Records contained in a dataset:
■ ■ ■
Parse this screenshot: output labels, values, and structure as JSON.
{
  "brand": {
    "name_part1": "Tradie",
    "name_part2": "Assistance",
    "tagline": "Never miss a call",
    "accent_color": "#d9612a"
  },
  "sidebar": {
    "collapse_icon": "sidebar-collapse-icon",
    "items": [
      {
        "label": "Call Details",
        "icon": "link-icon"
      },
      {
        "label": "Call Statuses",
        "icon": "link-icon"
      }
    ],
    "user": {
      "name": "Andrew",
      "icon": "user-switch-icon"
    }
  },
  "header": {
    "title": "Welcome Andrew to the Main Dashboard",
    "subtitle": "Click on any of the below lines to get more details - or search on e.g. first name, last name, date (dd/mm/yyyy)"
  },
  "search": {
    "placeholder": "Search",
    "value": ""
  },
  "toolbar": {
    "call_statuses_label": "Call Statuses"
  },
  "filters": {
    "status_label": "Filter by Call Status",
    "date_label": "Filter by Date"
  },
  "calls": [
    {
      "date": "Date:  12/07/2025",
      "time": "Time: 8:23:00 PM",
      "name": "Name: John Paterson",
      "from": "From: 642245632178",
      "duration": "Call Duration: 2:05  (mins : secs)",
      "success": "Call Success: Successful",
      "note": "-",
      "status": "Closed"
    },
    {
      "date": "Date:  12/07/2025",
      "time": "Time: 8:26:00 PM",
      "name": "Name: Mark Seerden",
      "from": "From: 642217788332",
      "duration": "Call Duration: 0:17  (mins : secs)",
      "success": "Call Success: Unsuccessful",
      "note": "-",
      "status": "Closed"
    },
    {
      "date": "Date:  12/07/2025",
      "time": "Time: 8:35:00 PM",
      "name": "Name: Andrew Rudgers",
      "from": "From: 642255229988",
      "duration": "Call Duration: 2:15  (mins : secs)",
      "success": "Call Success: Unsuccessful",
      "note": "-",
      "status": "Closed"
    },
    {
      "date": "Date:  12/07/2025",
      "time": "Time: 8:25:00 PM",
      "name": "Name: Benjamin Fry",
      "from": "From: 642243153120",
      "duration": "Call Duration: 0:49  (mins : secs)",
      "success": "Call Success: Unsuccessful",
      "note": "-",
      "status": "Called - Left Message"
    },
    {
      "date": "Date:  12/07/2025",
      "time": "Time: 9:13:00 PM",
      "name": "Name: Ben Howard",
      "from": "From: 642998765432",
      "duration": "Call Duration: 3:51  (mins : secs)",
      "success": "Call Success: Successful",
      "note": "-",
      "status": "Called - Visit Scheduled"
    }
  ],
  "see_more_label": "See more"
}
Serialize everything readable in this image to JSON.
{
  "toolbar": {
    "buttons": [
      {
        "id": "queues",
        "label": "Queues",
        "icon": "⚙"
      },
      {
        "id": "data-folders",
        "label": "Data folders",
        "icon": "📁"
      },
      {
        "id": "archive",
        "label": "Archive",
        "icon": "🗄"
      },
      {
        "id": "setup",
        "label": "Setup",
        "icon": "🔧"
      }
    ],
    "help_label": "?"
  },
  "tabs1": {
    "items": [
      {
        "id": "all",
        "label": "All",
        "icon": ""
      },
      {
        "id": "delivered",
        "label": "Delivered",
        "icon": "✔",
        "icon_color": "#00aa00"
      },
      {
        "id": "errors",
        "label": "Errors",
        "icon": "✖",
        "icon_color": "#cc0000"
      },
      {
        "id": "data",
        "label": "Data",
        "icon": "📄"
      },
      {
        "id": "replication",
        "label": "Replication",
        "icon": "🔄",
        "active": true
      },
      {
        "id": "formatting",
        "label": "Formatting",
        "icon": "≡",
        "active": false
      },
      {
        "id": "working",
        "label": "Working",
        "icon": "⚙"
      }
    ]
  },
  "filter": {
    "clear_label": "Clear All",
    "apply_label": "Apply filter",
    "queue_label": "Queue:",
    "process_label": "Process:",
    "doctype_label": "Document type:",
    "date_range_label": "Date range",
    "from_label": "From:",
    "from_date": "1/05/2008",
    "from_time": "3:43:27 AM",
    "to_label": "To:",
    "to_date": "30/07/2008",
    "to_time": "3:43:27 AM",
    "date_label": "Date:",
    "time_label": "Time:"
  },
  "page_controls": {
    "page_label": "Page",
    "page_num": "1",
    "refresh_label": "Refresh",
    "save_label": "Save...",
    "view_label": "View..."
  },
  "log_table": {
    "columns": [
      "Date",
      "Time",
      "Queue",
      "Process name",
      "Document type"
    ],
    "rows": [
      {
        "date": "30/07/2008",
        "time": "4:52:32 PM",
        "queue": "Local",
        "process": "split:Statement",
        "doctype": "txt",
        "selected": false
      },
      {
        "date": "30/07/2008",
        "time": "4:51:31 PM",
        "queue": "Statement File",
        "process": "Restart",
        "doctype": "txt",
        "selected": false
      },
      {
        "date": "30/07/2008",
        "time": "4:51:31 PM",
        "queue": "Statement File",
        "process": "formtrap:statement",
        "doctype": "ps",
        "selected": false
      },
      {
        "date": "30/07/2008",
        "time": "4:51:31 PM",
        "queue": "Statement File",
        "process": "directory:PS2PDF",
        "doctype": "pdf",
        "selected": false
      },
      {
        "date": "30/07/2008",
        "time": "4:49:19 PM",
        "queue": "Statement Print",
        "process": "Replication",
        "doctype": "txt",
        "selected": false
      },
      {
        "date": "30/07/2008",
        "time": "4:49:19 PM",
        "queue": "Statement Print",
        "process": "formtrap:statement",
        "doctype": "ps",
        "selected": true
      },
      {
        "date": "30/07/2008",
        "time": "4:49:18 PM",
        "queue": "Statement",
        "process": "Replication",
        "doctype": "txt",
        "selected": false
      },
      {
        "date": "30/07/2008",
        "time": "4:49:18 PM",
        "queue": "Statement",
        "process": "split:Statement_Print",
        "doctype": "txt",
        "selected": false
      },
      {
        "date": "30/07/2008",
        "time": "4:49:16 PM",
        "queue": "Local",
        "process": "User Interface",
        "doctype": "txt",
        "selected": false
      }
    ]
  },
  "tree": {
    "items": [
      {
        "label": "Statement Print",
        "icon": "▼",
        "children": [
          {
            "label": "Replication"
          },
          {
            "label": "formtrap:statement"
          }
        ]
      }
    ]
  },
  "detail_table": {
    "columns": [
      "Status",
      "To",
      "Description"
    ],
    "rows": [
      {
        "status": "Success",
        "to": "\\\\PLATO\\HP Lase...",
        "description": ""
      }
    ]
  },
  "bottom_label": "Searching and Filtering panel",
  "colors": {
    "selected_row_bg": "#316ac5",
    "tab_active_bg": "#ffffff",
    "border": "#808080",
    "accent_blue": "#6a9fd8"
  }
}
■ ■ ■
_Work to complete_: What is the number of lines in the data above that include the word "this"? Answer with that number only.

_Expected output_: 2